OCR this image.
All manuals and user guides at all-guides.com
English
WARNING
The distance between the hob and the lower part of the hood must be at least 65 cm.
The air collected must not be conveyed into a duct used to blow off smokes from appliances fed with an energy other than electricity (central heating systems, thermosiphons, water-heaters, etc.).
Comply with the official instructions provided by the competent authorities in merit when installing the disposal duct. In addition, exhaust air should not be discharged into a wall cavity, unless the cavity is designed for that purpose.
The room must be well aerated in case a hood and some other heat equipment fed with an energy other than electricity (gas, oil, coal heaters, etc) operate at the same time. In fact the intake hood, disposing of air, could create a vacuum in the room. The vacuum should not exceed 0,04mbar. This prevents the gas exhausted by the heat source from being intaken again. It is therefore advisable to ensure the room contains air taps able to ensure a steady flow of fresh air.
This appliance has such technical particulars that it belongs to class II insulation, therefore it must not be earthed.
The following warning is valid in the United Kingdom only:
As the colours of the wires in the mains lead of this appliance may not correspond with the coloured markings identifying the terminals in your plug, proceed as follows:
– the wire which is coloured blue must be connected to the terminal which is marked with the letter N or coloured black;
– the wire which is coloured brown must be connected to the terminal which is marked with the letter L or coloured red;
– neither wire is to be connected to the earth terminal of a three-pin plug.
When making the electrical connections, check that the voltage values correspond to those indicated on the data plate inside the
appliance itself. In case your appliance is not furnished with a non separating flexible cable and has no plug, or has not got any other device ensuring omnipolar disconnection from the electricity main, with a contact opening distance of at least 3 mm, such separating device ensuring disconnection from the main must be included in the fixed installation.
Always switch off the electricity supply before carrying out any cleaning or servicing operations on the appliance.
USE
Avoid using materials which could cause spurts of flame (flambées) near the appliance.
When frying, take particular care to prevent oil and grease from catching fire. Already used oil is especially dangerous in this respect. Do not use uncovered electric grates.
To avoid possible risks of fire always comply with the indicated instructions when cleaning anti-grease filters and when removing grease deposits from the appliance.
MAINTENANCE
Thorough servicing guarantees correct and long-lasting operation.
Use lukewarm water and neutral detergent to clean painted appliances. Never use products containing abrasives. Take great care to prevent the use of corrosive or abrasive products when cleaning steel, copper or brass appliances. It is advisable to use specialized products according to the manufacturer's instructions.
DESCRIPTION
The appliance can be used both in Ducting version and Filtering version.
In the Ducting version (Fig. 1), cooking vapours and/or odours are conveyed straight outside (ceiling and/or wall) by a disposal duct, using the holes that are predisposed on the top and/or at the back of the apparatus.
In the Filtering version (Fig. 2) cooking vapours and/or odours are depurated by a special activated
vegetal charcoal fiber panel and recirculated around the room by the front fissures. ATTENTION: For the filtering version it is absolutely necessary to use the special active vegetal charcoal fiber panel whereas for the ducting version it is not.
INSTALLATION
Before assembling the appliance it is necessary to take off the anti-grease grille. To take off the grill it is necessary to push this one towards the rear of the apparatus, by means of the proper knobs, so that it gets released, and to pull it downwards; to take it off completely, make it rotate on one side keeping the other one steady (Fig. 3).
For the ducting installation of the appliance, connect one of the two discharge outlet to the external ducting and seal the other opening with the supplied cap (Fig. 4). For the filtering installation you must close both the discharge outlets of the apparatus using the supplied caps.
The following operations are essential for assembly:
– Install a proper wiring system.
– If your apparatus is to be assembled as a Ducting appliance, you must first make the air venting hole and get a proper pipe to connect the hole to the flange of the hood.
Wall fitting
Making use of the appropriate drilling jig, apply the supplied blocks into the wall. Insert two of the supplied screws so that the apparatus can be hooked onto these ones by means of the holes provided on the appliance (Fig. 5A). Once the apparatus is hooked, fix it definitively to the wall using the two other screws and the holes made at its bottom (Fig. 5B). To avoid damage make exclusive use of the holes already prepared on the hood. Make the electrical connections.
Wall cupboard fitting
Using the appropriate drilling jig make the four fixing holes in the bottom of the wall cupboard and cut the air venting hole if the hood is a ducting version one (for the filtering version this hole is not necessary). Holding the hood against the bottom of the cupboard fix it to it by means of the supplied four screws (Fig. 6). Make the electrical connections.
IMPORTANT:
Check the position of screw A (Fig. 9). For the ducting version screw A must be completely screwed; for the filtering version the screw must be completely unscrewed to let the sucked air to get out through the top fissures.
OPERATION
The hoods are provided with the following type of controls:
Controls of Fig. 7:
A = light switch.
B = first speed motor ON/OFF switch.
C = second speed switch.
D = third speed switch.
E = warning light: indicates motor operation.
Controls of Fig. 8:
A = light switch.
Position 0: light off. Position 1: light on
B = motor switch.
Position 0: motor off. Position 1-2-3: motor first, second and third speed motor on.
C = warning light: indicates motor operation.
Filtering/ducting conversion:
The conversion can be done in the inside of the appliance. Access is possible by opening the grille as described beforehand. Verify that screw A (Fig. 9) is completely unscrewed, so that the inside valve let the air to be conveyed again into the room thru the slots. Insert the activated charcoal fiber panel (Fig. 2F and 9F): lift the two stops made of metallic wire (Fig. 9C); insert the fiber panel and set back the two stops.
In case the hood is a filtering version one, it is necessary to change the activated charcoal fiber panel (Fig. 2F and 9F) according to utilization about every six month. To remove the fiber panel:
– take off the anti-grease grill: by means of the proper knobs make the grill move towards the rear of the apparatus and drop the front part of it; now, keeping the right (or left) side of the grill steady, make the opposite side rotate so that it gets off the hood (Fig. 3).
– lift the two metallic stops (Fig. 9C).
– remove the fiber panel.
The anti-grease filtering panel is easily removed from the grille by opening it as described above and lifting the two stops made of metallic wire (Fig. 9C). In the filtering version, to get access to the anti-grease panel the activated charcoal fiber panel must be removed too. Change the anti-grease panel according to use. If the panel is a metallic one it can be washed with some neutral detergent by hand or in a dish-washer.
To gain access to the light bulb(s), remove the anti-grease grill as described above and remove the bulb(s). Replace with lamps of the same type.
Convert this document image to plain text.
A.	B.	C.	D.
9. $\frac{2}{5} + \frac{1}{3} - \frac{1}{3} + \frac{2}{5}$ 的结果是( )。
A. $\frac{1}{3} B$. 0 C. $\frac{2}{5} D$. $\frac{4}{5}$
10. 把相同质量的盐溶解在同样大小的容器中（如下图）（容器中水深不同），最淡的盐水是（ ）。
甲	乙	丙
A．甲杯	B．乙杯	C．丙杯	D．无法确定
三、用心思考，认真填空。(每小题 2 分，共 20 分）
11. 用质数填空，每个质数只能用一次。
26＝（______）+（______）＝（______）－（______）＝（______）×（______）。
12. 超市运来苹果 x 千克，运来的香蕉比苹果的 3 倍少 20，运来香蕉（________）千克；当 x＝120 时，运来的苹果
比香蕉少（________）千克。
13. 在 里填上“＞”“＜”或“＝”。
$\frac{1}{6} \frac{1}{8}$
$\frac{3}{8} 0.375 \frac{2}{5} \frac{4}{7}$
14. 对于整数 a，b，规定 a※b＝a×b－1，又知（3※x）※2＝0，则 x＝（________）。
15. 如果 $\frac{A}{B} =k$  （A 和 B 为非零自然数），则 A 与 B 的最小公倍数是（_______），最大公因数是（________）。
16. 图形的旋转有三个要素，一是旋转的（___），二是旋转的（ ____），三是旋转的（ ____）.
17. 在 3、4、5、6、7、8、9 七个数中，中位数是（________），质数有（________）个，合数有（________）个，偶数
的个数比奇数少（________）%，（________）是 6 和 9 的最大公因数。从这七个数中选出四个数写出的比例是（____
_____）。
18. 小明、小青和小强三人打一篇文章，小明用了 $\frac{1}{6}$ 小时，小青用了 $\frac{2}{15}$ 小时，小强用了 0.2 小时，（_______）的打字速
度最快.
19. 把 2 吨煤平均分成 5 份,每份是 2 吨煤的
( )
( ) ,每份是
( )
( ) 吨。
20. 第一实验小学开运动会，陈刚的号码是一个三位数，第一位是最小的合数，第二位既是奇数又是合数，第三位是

__________________________________________________

The exercise:
Only the number is wanted: how many lines of the data contain the word "third"?

Task answer:
2